** begin Stored rows **
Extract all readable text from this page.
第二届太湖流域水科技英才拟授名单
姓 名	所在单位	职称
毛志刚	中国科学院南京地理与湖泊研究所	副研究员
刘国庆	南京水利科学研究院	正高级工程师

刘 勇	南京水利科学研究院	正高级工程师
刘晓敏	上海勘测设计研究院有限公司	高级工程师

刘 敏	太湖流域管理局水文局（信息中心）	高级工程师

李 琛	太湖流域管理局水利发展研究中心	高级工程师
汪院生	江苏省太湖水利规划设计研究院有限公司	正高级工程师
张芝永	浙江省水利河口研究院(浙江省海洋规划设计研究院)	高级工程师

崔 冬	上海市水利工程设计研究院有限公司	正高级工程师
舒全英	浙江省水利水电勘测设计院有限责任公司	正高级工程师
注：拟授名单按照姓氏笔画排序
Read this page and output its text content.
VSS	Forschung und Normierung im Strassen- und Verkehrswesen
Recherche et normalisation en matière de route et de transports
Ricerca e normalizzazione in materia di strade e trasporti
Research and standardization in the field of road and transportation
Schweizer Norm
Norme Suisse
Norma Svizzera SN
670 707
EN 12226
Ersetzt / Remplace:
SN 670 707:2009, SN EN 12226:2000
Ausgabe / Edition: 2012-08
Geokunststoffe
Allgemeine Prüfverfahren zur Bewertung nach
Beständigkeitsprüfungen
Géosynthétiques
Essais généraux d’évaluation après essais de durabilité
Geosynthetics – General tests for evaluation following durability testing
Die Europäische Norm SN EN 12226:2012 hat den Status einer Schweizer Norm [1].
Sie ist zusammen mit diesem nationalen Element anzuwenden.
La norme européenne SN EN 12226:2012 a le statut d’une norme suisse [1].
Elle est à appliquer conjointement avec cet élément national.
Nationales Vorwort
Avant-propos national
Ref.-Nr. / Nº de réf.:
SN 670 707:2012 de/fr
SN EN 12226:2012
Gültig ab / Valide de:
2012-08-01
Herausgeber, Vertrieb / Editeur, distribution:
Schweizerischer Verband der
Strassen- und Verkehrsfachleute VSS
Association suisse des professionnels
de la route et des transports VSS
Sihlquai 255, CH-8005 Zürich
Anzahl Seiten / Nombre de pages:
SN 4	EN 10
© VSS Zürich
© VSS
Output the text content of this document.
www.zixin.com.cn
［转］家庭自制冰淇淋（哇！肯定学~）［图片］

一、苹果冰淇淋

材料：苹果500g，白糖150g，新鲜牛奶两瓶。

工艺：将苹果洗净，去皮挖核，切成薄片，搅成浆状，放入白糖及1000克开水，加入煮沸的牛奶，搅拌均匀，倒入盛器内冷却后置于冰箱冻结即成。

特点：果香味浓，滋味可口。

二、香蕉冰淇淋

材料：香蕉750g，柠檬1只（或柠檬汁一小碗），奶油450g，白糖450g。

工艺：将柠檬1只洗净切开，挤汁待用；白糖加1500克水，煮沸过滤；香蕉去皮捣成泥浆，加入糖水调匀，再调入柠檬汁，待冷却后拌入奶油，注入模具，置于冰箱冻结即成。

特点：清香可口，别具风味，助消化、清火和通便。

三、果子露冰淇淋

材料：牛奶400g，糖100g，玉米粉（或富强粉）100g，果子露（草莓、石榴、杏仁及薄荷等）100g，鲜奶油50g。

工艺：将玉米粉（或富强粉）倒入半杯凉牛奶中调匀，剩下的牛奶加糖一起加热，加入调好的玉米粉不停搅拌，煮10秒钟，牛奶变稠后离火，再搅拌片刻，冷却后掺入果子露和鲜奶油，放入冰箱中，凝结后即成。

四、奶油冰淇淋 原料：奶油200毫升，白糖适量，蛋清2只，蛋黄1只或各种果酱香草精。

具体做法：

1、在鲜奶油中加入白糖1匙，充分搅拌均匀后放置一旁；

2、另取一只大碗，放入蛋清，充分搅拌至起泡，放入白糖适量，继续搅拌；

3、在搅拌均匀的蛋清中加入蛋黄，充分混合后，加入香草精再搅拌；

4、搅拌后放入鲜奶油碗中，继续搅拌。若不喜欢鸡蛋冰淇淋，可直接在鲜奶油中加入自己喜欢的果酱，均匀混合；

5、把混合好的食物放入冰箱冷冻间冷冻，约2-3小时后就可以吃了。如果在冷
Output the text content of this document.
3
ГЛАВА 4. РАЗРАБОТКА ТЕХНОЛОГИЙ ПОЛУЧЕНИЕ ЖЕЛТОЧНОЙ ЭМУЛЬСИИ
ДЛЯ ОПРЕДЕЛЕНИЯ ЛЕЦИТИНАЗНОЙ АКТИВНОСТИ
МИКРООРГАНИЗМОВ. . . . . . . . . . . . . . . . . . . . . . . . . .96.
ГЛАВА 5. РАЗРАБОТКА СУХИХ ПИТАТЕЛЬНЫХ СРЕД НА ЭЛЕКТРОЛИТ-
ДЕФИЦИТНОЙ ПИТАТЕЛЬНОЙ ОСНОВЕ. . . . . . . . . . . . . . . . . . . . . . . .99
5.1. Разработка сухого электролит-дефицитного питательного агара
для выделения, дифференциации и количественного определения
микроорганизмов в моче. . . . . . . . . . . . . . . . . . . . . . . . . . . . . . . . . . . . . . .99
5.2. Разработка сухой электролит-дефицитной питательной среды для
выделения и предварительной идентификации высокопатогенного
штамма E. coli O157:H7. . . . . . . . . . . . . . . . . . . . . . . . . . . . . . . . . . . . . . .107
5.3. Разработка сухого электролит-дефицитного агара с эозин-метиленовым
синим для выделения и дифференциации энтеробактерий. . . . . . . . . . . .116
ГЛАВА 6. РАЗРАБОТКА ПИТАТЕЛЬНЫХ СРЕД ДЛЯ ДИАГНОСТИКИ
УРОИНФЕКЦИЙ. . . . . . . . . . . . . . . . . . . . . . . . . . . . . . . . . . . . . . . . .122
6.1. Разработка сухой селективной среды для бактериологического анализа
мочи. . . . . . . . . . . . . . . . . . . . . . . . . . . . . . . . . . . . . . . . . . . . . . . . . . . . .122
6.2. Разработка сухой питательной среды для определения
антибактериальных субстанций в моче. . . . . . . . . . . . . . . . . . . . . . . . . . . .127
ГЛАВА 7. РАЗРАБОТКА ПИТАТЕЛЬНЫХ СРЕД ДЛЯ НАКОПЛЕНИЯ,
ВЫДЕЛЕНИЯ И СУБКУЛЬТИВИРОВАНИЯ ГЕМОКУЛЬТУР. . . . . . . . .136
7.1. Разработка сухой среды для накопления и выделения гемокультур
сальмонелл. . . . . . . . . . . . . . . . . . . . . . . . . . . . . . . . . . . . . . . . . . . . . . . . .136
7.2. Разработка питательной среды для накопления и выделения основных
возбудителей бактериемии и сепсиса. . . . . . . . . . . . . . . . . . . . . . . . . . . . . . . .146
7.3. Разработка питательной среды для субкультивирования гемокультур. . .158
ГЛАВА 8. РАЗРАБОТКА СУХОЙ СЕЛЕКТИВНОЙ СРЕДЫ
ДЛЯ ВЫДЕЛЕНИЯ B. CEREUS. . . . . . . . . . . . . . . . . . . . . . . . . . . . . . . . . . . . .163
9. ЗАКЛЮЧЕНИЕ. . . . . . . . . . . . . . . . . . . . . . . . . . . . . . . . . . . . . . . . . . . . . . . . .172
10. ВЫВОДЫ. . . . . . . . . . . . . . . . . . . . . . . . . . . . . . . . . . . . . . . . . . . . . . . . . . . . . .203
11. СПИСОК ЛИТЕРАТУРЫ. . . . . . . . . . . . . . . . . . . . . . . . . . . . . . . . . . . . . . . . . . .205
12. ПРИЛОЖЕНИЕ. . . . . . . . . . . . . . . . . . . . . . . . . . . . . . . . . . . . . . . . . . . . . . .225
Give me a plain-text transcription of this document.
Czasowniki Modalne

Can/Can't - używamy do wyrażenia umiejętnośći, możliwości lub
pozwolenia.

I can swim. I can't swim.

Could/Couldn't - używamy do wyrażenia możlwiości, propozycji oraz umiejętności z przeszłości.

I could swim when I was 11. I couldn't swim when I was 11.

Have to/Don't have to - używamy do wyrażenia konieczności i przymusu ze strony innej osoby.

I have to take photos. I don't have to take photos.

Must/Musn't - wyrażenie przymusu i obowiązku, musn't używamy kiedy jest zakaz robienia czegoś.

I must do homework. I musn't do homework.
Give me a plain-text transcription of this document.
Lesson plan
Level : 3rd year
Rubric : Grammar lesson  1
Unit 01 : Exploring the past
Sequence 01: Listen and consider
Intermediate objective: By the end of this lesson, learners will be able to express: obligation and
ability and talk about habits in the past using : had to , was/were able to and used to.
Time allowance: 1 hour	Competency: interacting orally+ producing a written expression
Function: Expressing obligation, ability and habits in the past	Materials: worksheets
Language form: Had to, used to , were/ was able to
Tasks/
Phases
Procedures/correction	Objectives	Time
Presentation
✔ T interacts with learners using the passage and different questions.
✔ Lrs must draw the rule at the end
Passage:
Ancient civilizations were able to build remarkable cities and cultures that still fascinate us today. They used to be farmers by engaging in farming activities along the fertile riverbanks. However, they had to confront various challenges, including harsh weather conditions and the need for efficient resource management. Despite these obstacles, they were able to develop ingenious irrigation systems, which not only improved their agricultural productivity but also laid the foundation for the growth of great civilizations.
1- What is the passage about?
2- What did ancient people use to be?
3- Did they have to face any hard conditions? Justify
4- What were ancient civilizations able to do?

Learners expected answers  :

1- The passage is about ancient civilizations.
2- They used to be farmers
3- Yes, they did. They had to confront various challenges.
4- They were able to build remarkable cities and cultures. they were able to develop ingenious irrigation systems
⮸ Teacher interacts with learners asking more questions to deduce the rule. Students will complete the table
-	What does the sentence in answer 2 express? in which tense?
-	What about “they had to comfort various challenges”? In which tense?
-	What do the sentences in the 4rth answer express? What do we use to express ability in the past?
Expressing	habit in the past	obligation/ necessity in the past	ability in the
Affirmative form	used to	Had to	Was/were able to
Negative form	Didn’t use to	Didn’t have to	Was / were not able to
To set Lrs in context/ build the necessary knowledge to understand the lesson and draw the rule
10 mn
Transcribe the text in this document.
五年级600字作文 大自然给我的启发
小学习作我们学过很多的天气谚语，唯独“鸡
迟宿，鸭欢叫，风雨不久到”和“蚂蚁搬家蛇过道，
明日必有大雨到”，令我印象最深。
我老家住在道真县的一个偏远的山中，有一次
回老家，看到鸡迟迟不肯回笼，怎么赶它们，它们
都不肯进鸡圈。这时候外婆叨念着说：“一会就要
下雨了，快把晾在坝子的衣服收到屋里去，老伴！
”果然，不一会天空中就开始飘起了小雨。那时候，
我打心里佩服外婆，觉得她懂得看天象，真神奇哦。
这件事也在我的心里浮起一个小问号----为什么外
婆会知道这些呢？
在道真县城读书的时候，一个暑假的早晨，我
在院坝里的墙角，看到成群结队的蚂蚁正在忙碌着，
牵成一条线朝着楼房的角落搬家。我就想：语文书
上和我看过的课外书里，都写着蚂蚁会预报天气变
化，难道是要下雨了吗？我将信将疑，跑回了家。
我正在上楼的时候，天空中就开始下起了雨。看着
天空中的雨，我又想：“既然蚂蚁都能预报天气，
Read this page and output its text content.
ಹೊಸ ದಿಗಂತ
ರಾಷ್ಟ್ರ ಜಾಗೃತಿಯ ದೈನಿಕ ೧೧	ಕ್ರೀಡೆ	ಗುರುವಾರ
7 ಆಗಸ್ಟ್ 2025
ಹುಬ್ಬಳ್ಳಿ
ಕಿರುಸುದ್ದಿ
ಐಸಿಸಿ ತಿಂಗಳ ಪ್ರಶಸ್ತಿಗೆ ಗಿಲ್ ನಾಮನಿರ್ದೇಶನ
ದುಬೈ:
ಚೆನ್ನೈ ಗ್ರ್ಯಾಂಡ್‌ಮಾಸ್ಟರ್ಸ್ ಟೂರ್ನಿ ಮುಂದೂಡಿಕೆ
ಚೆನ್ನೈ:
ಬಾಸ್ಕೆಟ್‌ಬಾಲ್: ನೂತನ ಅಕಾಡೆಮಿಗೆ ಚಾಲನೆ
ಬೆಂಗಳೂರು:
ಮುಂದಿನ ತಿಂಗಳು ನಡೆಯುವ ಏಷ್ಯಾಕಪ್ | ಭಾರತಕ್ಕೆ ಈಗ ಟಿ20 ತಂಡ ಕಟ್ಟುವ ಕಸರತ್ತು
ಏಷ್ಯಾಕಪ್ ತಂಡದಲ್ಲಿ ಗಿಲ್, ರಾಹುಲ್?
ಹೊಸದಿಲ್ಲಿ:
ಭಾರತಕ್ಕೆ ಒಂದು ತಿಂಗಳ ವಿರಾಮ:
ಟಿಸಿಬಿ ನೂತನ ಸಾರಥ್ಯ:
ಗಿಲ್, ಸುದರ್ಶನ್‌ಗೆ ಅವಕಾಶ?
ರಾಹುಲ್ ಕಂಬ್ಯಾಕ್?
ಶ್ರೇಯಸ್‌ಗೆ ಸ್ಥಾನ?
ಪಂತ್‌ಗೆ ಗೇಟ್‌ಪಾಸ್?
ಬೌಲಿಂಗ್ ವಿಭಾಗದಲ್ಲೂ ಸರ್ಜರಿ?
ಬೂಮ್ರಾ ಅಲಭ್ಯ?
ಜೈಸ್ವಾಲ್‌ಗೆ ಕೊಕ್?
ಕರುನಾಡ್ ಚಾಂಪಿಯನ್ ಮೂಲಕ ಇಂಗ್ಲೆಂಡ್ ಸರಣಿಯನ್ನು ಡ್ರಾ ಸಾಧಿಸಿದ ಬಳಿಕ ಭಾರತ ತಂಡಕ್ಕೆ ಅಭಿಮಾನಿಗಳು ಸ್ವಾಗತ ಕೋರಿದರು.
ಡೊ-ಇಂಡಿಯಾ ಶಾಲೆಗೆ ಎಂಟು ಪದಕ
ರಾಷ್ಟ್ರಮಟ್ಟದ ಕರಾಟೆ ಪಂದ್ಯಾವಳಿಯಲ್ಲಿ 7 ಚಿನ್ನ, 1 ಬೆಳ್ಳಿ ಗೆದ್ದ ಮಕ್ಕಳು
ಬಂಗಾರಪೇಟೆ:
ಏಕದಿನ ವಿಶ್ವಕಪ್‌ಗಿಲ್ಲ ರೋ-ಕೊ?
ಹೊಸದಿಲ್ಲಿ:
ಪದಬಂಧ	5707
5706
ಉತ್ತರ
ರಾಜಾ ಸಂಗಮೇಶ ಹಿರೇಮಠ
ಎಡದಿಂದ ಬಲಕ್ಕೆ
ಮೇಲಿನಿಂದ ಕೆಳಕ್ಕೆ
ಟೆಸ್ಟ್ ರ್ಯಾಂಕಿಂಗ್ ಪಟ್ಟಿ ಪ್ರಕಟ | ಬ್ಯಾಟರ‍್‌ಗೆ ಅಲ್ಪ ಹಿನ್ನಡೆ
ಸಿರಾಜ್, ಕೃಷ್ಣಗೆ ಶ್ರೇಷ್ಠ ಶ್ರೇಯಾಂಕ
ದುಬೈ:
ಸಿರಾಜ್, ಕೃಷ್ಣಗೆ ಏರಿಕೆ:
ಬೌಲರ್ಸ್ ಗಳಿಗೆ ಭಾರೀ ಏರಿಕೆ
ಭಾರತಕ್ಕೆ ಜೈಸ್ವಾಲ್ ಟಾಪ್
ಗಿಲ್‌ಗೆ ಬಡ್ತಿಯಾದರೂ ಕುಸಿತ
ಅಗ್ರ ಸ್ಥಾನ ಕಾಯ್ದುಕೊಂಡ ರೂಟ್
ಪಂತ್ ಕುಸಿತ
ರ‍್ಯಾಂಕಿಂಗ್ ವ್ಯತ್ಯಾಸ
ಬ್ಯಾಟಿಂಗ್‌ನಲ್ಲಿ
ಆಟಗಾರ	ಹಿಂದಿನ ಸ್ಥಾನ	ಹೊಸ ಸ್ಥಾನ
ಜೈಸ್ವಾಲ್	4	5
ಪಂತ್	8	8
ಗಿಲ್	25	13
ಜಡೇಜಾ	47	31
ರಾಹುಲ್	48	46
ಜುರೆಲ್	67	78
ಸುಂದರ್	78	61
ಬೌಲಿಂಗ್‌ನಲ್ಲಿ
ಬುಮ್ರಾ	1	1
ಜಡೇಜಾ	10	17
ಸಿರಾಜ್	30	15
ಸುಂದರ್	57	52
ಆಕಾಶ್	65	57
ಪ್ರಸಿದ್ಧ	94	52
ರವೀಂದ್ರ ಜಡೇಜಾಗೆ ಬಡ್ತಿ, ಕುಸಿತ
** end Stored rows **
#### Objective
Copy out all lines above that include the string "rule".

#### Solution
✔ Lrs must draw the rule at the end
⮸ Teacher interacts with learners asking more questions to deduce the rule. Students will complete the table
To set Lrs in context/ build the necessary knowledge to understand the lesson and draw the rule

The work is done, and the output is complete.